■ **REQUIRED TASKS**:
1. Decide whether each statement below agrees with the passage about Melba Depena, and answer yes or no, quoting the words of the passage that settle it. (a) Depena was the first member of her family to go to college. (b) The Rhode Island Democratic Party chose Depena as its executive director in December 2003. (c) The Latino Political Action Committee promotes the importance of becoming an American citizen.
2. Continue the passage about Melba Depena, picking up after its final sentence.

■ **TEXT**:
------------------------------------------------

An immigrant from the Dominican Republic, Melba Depena is the first member of her family to go to college, attending URI and latter becoming executive assistant to URI’s Vice Provost for Urban Programs John McCray. In ‘98 Depena, developed the first travel program to provide students with an opportunity to travel to Cuba in the company of faculty from the Psychology Department and the Urban Field Center. It comes as no surprise, then, that in December 2003, the Rhode Island Democratic Party chose her as its first female and first Latina executive director. Beyond direct involvement in specific campaigns, Depena impacted Rhode Island’s political landscape as president of the Rhode Island Latino Civic Fund. Comprised of two organizations, the Latino Civic Fund and the Latino Political Action Committee, it provides outreach to both the Latino community and candidates. The civic fund promotes the importance of becoming an American citizen and voter participation, while the PAC offers nominal financial support and endorsements to those candidates who show interest in working with the Latino and urban communities.

------------------------------------------------

Stored data entries
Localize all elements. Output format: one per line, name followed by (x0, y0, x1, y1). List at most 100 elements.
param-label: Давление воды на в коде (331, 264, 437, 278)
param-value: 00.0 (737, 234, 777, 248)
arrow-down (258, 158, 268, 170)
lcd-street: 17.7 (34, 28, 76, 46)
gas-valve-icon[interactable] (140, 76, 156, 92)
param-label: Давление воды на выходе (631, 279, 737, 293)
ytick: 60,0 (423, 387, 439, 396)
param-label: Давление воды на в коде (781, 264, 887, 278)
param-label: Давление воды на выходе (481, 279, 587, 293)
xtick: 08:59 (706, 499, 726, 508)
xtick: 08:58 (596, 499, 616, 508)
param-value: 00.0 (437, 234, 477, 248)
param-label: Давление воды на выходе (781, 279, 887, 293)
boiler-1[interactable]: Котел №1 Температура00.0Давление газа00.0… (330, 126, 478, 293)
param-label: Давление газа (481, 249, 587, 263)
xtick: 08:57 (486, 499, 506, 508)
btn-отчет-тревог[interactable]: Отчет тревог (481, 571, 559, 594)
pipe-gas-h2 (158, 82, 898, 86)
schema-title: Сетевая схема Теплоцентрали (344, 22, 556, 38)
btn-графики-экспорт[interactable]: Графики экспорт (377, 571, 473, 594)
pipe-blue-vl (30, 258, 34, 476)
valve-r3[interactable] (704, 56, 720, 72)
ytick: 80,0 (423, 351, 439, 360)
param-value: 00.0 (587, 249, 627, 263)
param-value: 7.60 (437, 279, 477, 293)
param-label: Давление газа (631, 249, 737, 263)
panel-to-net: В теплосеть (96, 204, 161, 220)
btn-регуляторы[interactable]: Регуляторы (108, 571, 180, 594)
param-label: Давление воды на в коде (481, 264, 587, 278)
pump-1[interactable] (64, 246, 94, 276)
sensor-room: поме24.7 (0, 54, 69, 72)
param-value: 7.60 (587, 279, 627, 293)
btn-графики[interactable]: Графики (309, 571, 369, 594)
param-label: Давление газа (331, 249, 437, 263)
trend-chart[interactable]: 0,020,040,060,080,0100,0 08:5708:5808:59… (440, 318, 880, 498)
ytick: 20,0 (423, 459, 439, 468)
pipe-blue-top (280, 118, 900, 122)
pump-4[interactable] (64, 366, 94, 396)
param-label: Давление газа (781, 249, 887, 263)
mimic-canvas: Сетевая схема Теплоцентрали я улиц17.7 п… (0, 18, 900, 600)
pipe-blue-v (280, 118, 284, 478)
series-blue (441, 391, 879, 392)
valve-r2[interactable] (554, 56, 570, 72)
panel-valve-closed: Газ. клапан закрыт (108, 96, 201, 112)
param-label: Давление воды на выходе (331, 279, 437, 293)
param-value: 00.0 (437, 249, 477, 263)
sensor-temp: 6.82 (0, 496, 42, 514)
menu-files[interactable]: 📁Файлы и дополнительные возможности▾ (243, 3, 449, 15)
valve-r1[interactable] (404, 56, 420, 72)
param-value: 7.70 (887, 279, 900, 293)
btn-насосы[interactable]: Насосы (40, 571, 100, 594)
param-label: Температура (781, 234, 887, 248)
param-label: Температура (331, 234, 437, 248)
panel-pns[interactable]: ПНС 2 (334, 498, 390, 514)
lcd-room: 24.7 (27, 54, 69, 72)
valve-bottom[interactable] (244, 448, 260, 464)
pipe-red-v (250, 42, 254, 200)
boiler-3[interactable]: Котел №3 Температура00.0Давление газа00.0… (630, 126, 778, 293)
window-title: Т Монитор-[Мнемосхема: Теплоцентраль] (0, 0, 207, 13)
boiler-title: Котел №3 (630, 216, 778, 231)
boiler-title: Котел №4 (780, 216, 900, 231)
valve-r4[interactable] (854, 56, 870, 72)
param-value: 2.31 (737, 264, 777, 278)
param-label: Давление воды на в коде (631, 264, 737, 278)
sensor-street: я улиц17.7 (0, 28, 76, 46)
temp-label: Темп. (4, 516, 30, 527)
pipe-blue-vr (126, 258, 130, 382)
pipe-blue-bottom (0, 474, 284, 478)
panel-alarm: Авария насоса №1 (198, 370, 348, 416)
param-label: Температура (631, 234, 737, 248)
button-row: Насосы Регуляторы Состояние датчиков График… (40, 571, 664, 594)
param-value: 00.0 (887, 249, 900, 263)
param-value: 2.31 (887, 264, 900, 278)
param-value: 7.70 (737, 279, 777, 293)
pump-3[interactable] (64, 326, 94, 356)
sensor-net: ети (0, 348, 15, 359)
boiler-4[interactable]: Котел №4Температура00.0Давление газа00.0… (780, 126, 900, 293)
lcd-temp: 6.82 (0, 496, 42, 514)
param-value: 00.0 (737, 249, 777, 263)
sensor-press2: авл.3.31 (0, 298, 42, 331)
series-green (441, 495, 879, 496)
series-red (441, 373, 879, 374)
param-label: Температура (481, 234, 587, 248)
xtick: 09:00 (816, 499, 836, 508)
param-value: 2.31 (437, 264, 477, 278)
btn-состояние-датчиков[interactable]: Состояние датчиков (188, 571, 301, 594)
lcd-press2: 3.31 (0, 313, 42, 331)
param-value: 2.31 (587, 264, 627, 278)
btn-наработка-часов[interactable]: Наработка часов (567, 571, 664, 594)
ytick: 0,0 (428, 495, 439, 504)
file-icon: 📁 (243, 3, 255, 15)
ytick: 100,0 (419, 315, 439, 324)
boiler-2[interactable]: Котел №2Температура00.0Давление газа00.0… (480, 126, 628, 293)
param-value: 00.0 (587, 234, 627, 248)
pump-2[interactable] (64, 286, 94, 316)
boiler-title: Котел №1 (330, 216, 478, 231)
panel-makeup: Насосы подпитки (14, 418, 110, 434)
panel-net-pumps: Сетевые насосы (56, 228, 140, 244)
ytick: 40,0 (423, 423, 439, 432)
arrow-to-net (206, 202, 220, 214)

------------------------------------------------

■ **ANSWERS**:
1.
(a) Yes: "Melba Depena is the first member of her family to go to college."
(b) Yes: "in December 2003, the Rhode Island Democratic Party chose her as its first female and first Latina executive director."
(c) No: "The civic fund promotes the importance of becoming an American citizen and voter participation, while the PAC offers nominal financial support and endorsements to those candidates who show interest in working with the Latino and urban communities."

2.
+ BIO: Jane Swift

As the first female Governor of Massachusetts, Jane Swift rose to the challenge of balancing motherhood with holding the highest-profile job in the state. In addition to being the first woman to hold her position, Swift is also the first Governor in the United States to give birth while serving in office, to twin girls. During her term in office as Governor of Massachusetts, Swift crafted a progressive public policy agenda that dramatically improved public education and enhanced economic opportunity for families and businesses. She managed a $23 billion annual budget, oversaw employment of 65,000 state workers and set strategic direction for thirteen cabinet-level agencies. She advocated for educational reform and championed solutions that provided a guaranteed college education for foster children. Swift kept tax relief a top priority by filing legislation to expand the state’s Earned Income Tax Credit and supported a successful voter initiative to reduce the state income tax. Swift’s career as an elected official began just three years after earning her bachelor’s degree from Trinity College. At age 25 she became the youngest woman ever elected to the Massachusetts State Senate, and quickly proceeded to become the youngest woman in Senate history to hold a leadership position when she rose to the rank of Assistant Minority Leader.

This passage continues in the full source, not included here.